### CONSIGNE
Écrivez la suite de l'article sur le voyage sans avion, en reprenant là où il s'arrête.

### TEXTE À LIRE
Peut-on voyager sans prendre l'avion? Est-il possible d'être dépaysé sans partir loin de chez soi ? Cette question est revenue avec plus de force depuis la pandémie, poussant beaucoup de Français à voyager et partir en vacances autrement. 

 

Économique, rapide, fiable… l’avion affiche une longue liste d’avantages. Pourtant, ils sont de plus en plus à remettre en question son usage au nom de l’écologie. Une honte de prendre l’avion qui a un nom : le « flygskam ». Il faut dire que les avions de ligne représentent 2 % des rejets mondiaux de CO2 et 12% des émissions du secteur des transports. Sans compter les particules fines qu’ils dégagent, responsables de plus de 15.000 décès par an selon une étude du Massachusetts Technology Institute publiée en 2019. lepetitjournal.com est allé à la rencontre de voyageurs qui ont remis en question leurs habitudes, et ont un jour osé dire « j’arrête de prendre l’avion ». Un choix atypique qui force à réinventer le voyage. 

 

Éléonore (25 ans) : "Le train est bien plus écologique"

Extrait d'un jeu de données
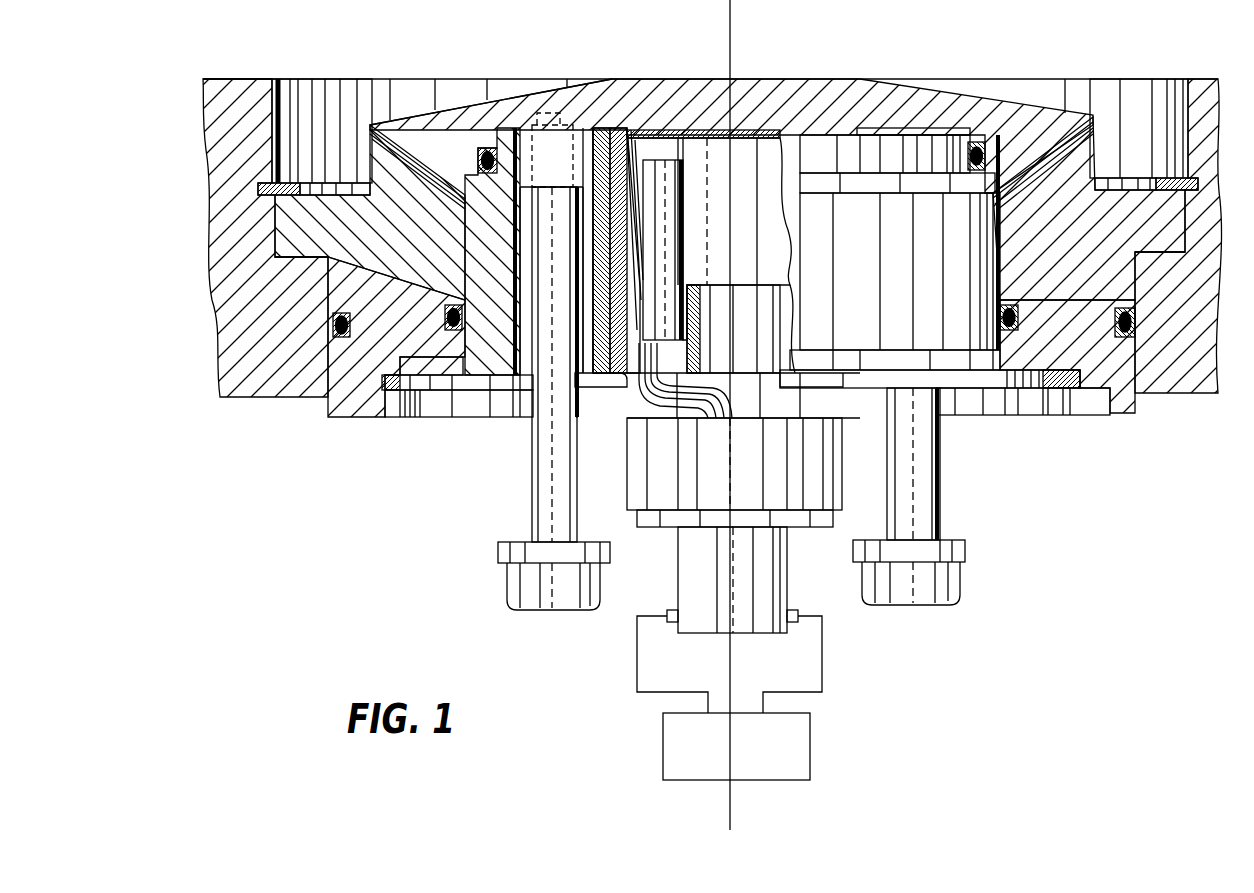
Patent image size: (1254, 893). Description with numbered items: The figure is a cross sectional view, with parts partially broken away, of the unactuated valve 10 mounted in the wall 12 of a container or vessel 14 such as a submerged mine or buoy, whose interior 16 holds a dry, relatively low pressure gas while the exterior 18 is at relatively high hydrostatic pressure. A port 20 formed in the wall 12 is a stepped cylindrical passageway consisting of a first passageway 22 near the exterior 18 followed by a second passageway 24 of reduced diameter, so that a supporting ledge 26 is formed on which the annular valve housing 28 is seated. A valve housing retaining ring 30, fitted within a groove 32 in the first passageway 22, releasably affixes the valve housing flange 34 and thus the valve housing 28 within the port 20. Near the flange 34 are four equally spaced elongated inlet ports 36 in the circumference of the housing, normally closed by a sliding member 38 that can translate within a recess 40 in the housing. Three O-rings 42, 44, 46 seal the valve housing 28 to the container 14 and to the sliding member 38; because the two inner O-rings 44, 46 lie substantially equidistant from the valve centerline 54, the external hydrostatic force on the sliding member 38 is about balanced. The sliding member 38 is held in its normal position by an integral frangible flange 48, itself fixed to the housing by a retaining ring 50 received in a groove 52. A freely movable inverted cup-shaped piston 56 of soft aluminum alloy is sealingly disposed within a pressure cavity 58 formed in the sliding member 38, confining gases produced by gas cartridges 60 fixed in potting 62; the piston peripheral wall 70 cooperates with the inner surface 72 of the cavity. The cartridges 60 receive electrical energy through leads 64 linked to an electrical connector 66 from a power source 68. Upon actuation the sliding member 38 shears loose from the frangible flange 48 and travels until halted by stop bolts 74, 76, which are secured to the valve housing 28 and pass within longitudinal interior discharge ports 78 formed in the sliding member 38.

The unactuated valve 10 is at (542, 46).
The wall 12 is at (249, 286).
The container or vessel 14 is at (243, 78).
The interior 16 is at (443, 623).
The exterior 18 is at (781, 28).
The port 20 is at (360, 78).
The first passageway 22 is at (278, 92).
The second passageway 24 is at (328, 283).
The supporting ledge 26 is at (1162, 258).
The valve housing 28 is at (793, 90).
The valve housing retaining ring 30 is at (1162, 178).
The groove 32 is at (262, 178).
The valve housing flange 34 is at (290, 210).
The inlet ports 36 is at (428, 228).
The sliding member 38 is at (500, 297).
The recess 40 is at (915, 126).
The O-ring 42 is at (350, 325).
The O-ring 44 is at (445, 325).
The O-ring 46 is at (478, 165).
The frangible flange 48 is at (445, 375).
The retaining ring 50 is at (410, 417).
The groove 52 is at (384, 395).
The centerline 54 is at (730, 24).
The piston 56 is at (768, 128).
The pressure cavity 58 is at (765, 235).
The gas cartridges 60 is at (673, 291).
The potting 62 is at (758, 343).
The leads 64 is at (683, 420).
The electrical connector 66 is at (765, 598).
The power source 68 is at (710, 761).
The piston peripheral wall 70 is at (637, 205).
The inner surface 72 is at (629, 150).
The stop bolt 74 is at (600, 598).
The stop bolt 76 is at (960, 598).
The discharge ports 78 is at (580, 417).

### RÉSULTAT
« J’ai commencé à voyager lorsque j’étais au lycée en participant à plusieurs voyages scolaires en Espagne à Séville. J’ai également été à Alicante en 2019 lors d’un stage. Les premiers voyages ont eu lieu en car mais les deux dernières fois, je m’y suis rendue en avion. En débutant mes études supérieures à l’université, j’ai commencé à m’intéresser à l’écologie et à me poser des questions sur l’avion. Je me suis rendue compte du désastre écologique que cela représentait, et qu’on pouvait l’éviter dans beaucoup de cas. Il n’y a pas besoin de prendre l’avion pour se déplacer en France, tout comme pour aller en Espagne ou en Italie lorsque l’on habite, comme moi, dans le sud.

 

Éléonore touriste
Éléonore n'attend pas de prendre l'avion pour se sentir dépaysée.

 

Le train est bien plus écologique et présente l’avantage d’arriver directement en ville. Je me rends à Paris depuis Aix une fois par mois pour mon travail et je n’ai pas de mal à travailler dans le train ou à dormir lorsque je pars tôt. De même, pour voyager à l’étranger, dès que je peux y aller en train, je le fais. Mes amis de fac sont dans la même optique, mais ma famille ne comprend pas forcément ce choix. Elle trouve le train beaucoup trop lent en comparaison avec l’avion. Pourtant, je n’y trouve que des avantages ! En revanche, je prendrai l’avion à nouveau si je change de continent. J’ai un voyage prévu dans les prochains mois en Islande, je ne pourrai pas prendre le train, donc j’irai en avion. »

 

Pauline en croisière
Pauline, lors de sa transat d'un an en voilier. 

 

Pauline (34 ans) : "J’ai décidé d’arrêter complètement de prendre l’avion il y a deux ans"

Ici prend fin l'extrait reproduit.